• [Task objective] Give the data again exactly as written, skipping any pictures.

[start Supplied data]

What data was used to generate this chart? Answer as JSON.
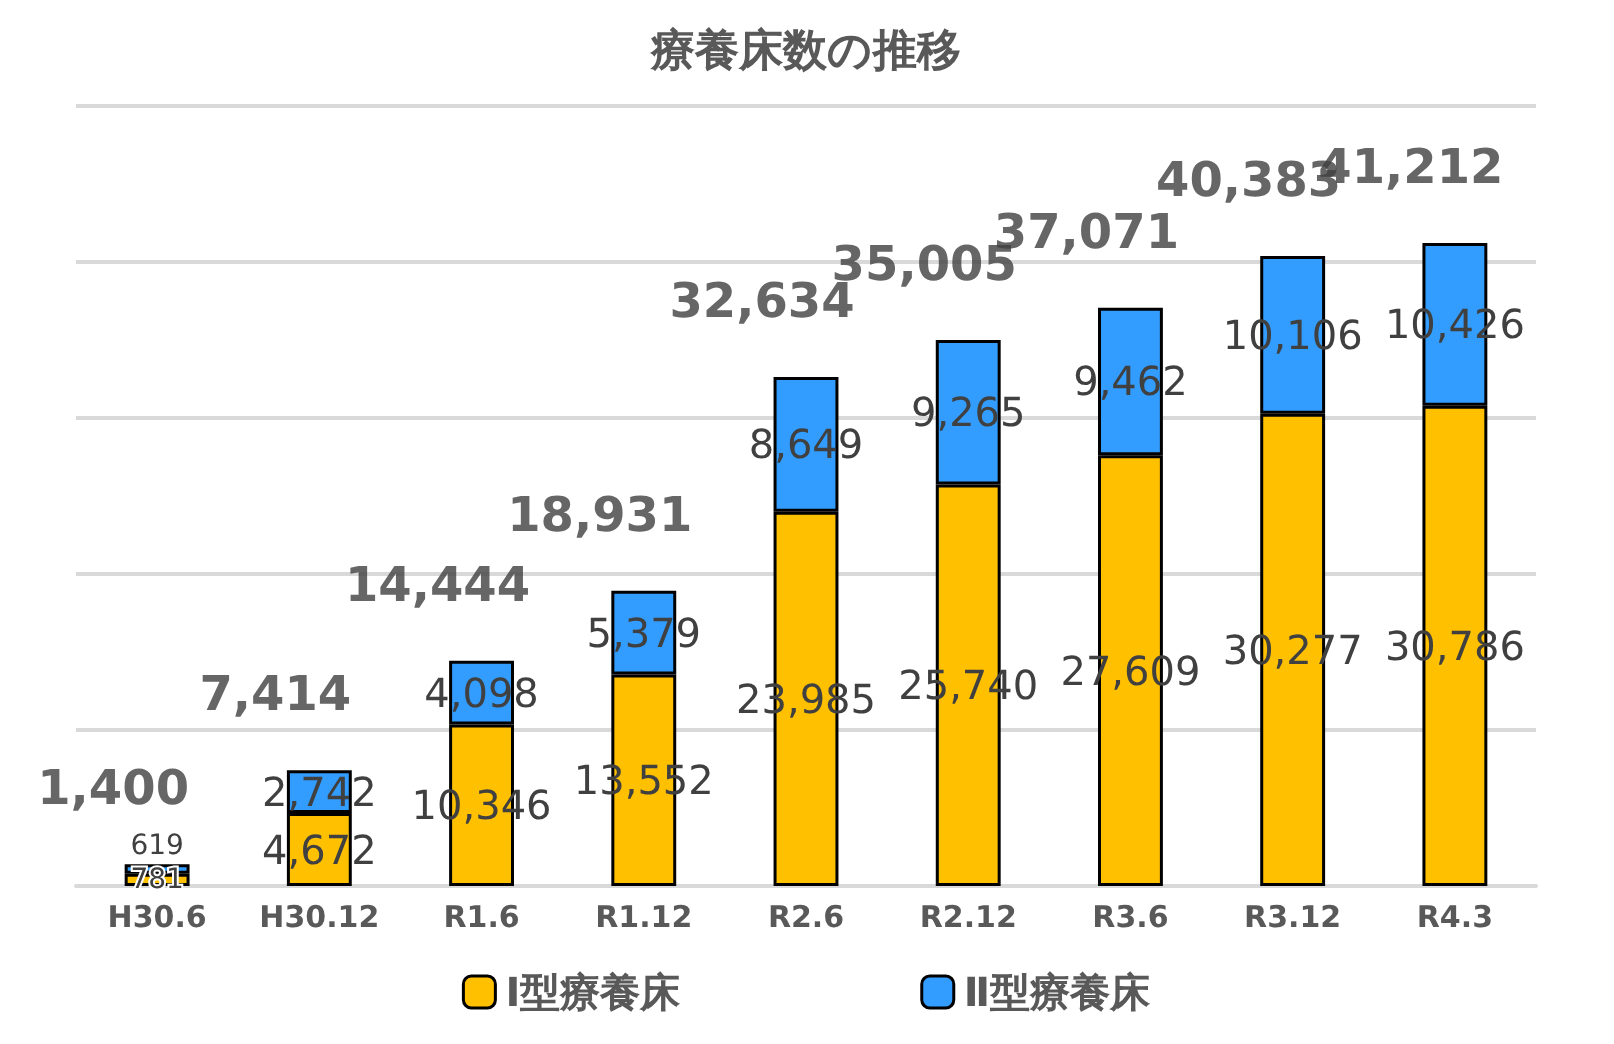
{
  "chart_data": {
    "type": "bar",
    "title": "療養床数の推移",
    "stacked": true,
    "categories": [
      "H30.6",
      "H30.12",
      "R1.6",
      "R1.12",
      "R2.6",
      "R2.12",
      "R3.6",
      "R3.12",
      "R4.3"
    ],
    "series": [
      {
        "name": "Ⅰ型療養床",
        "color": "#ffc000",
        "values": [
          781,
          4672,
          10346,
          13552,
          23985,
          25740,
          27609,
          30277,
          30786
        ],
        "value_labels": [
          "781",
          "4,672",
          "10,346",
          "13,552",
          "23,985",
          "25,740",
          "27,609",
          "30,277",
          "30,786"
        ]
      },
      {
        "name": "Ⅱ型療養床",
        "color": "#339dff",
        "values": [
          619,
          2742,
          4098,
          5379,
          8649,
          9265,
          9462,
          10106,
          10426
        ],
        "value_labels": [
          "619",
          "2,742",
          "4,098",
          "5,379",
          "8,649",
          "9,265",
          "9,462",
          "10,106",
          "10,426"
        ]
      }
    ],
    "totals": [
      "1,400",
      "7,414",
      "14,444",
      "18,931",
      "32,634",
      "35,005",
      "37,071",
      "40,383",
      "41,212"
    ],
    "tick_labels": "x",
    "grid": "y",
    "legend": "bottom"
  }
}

[end Supplied data]

• [Final result]
What data was used to generate this chart? Answer as JSON.
{
  "chart_data": {
    "type": "bar",
    "title": "療養床数の推移",
    "stacked": true,
    "categories": [
      "H30.6",
      "H30.12",
      "R1.6",
      "R1.12",
      "R2.6",
      "R2.12",
      "R3.6",
      "R3.12",
      "R4.3"
    ],
    "series": [
      {
        "name": "Ⅰ型療養床",
        "color": "#ffc000",
        "values": [
          781,
          4672,
          10346,
          13552,
          23985,
          25740,
          27609,
          30277,
          30786
        ],
        "value_labels": [
          "781",
          "4,672",
          "10,346",
          "13,552",
          "23,985",
          "25,740",
          "27,609",
          "30,277",
          "30,786"
        ]
      },
      {
        "name": "Ⅱ型療養床",
        "color": "#339dff",
        "values": [
          619,
          2742,
          4098,
          5379,
          8649,
          9265,
          9462,
          10106,
          10426
        ],
        "value_labels": [
          "619",
          "2,742",
          "4,098",
          "5,379",
          "8,649",
          "9,265",
          "9,462",
          "10,106",
          "10,426"
        ]
      }
    ],
    "totals": [
      "1,400",
      "7,414",
      "14,444",
      "18,931",
      "32,634",
      "35,005",
      "37,071",
      "40,383",
      "41,212"
    ],
    "tick_labels": "x",
    "grid": "y",
    "legend": "bottom"
  }
}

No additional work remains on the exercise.